-- Start --

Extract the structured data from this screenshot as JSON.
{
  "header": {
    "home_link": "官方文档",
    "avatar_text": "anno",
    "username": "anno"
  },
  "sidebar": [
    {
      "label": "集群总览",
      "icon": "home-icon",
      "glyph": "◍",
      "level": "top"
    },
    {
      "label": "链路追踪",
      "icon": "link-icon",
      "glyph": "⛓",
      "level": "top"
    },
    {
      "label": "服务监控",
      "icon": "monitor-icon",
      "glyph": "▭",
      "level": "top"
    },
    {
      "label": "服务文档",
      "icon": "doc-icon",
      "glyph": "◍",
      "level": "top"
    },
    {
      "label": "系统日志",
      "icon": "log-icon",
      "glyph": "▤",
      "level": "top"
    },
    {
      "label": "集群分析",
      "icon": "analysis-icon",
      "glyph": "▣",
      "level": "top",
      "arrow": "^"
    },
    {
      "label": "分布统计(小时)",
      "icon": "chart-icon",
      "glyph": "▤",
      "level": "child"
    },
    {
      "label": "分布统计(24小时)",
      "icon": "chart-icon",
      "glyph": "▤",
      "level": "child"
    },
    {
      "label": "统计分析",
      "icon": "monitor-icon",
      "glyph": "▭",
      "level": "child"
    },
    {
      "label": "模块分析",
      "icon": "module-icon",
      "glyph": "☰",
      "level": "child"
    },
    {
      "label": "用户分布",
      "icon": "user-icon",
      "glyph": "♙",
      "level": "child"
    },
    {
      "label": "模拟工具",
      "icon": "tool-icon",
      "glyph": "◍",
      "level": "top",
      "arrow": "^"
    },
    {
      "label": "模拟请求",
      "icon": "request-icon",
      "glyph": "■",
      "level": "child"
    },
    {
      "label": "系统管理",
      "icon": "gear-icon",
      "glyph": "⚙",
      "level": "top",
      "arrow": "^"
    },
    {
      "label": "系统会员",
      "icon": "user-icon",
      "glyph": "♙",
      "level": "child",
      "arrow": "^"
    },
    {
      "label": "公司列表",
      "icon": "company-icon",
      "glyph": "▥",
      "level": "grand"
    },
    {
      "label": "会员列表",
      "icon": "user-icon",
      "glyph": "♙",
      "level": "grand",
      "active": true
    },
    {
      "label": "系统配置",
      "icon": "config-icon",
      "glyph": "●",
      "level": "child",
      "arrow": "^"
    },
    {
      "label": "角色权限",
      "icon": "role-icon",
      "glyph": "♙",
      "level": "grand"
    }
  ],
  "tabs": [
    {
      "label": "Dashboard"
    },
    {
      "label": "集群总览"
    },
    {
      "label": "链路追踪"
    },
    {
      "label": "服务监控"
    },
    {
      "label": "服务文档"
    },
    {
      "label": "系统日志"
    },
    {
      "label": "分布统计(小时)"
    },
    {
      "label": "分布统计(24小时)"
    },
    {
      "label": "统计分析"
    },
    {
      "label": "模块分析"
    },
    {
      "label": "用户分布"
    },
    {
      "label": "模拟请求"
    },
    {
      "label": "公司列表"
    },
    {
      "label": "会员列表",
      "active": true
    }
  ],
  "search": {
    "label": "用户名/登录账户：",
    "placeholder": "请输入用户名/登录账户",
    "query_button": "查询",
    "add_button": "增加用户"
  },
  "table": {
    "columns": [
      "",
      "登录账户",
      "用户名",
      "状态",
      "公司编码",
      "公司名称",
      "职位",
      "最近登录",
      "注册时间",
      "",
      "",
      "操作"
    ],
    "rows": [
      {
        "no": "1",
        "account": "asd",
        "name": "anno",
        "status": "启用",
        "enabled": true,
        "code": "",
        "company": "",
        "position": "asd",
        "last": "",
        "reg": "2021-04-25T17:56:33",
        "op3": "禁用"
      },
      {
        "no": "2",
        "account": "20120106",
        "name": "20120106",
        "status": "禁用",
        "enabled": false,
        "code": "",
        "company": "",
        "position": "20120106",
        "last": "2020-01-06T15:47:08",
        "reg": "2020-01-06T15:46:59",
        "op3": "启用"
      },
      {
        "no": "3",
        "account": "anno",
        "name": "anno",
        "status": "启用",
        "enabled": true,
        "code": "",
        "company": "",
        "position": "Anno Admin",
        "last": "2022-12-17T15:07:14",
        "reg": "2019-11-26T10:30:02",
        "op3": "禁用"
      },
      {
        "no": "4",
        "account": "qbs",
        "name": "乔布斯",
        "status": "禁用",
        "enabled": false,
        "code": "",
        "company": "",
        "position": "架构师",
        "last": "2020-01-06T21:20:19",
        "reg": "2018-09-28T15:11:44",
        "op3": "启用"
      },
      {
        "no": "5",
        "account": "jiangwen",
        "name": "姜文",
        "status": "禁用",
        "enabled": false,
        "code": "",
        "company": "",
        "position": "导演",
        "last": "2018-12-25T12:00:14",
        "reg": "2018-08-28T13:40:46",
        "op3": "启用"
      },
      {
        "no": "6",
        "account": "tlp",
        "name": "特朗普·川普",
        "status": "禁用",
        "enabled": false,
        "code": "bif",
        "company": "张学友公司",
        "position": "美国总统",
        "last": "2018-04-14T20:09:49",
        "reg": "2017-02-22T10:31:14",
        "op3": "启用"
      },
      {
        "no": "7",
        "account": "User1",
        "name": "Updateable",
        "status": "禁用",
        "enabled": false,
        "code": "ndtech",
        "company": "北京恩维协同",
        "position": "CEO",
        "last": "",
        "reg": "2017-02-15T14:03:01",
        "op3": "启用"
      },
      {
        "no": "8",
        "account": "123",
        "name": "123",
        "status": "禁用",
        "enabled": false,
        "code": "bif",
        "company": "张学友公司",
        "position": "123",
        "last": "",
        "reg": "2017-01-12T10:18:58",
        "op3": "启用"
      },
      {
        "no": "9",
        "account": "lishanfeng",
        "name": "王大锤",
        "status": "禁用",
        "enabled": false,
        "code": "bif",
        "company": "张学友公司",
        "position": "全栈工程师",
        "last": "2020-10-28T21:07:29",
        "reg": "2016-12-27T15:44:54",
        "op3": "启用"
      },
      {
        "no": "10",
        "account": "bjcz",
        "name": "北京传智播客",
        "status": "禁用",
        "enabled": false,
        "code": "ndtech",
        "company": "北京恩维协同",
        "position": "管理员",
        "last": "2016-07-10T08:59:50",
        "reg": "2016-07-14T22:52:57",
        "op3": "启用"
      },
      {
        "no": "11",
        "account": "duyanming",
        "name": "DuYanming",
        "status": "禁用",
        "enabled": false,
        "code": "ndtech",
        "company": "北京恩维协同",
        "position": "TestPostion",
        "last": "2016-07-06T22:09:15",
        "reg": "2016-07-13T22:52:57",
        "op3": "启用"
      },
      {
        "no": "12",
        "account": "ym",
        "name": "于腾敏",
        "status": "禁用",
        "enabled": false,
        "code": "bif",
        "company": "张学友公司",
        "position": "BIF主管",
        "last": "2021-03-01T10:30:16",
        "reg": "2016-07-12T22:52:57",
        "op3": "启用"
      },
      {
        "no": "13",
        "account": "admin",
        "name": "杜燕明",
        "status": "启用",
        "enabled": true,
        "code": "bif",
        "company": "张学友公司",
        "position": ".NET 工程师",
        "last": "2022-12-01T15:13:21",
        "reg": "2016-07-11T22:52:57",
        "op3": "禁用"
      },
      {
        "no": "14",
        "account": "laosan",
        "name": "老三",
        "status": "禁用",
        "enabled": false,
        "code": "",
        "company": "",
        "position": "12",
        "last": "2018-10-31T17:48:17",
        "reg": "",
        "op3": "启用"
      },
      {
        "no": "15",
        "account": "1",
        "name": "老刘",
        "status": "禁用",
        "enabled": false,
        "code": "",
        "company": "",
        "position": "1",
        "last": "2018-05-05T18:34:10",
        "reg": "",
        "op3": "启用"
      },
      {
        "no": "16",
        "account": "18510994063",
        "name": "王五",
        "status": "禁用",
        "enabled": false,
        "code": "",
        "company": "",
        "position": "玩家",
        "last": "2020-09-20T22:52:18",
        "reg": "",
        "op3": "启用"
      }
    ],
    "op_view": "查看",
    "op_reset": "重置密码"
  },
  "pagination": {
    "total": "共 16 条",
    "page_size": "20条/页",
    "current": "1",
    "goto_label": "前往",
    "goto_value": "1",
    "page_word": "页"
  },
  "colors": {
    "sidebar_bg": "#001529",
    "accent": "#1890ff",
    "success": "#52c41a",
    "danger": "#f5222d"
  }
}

-- End --

■ PROBLEM TO WORK ON: Copy each line that holds the word "登录账户".

■ PROBLEM SOLUTION:
    "label": "用户名/登录账户：",
    "placeholder": "请输入用户名/登录账户",
      "登录账户",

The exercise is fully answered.